EXERCISE DETAILS:
Change every "interactable" in the records below to "clickable" and keep everything else as it is.

RECORDS SUPPLIED:
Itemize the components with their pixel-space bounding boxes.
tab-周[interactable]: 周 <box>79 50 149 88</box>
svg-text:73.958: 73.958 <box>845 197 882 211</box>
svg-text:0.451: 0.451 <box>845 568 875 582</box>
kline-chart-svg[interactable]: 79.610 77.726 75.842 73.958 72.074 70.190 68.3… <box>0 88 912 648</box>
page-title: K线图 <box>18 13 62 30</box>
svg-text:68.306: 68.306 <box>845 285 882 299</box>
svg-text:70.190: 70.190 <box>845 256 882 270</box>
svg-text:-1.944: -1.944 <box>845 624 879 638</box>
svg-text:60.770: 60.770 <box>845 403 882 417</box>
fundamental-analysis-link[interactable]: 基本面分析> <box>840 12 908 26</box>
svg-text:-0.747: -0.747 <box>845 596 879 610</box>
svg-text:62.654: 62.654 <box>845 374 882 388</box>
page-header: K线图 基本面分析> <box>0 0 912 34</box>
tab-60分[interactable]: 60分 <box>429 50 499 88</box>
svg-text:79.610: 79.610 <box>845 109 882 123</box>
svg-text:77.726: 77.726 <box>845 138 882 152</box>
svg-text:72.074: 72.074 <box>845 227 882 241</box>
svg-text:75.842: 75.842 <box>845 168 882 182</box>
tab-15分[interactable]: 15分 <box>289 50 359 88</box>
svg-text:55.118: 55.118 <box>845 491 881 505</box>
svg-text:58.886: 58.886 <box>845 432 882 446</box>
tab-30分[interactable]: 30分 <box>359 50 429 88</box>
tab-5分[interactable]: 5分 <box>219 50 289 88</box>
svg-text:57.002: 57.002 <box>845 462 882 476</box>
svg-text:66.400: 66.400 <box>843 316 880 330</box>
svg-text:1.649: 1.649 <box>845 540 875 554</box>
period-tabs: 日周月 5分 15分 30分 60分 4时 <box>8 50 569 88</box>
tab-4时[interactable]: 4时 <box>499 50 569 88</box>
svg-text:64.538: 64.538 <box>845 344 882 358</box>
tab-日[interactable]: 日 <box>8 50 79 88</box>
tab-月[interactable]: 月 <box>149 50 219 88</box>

FINAL RESULT:
Itemize the components with their pixel-space bounding boxes.
tab-周[clickable]: 周 <box>79 50 149 88</box>
svg-text:73.958: 73.958 <box>845 197 882 211</box>
svg-text:0.451: 0.451 <box>845 568 875 582</box>
kline-chart-svg[clickable]: 79.610 77.726 75.842 73.958 72.074 70.190 68.3… <box>0 88 912 648</box>
page-title: K线图 <box>18 13 62 30</box>
svg-text:68.306: 68.306 <box>845 285 882 299</box>
svg-text:70.190: 70.190 <box>845 256 882 270</box>
svg-text:-1.944: -1.944 <box>845 624 879 638</box>
svg-text:60.770: 60.770 <box>845 403 882 417</box>
fundamental-analysis-link[clickable]: 基本面分析> <box>840 12 908 26</box>
svg-text:-0.747: -0.747 <box>845 596 879 610</box>
svg-text:62.654: 62.654 <box>845 374 882 388</box>
page-header: K线图 基本面分析> <box>0 0 912 34</box>
tab-60分[clickable]: 60分 <box>429 50 499 88</box>
svg-text:79.610: 79.610 <box>845 109 882 123</box>
svg-text:77.726: 77.726 <box>845 138 882 152</box>
svg-text:72.074: 72.074 <box>845 227 882 241</box>
svg-text:75.842: 75.842 <box>845 168 882 182</box>
tab-15分[clickable]: 15分 <box>289 50 359 88</box>
svg-text:55.118: 55.118 <box>845 491 881 505</box>
svg-text:58.886: 58.886 <box>845 432 882 446</box>
tab-30分[clickable]: 30分 <box>359 50 429 88</box>
tab-5分[clickable]: 5分 <box>219 50 289 88</box>
svg-text:57.002: 57.002 <box>845 462 882 476</box>
svg-text:66.400: 66.400 <box>843 316 880 330</box>
svg-text:1.649: 1.649 <box>845 540 875 554</box>
period-tabs: 日周月 5分 15分 30分 60分 4时 <box>8 50 569 88</box>
tab-4时[clickable]: 4时 <box>499 50 569 88</box>
svg-text:64.538: 64.538 <box>845 344 882 358</box>
tab-日[clickable]: 日 <box>8 50 79 88</box>
tab-月[clickable]: 月 <box>149 50 219 88</box>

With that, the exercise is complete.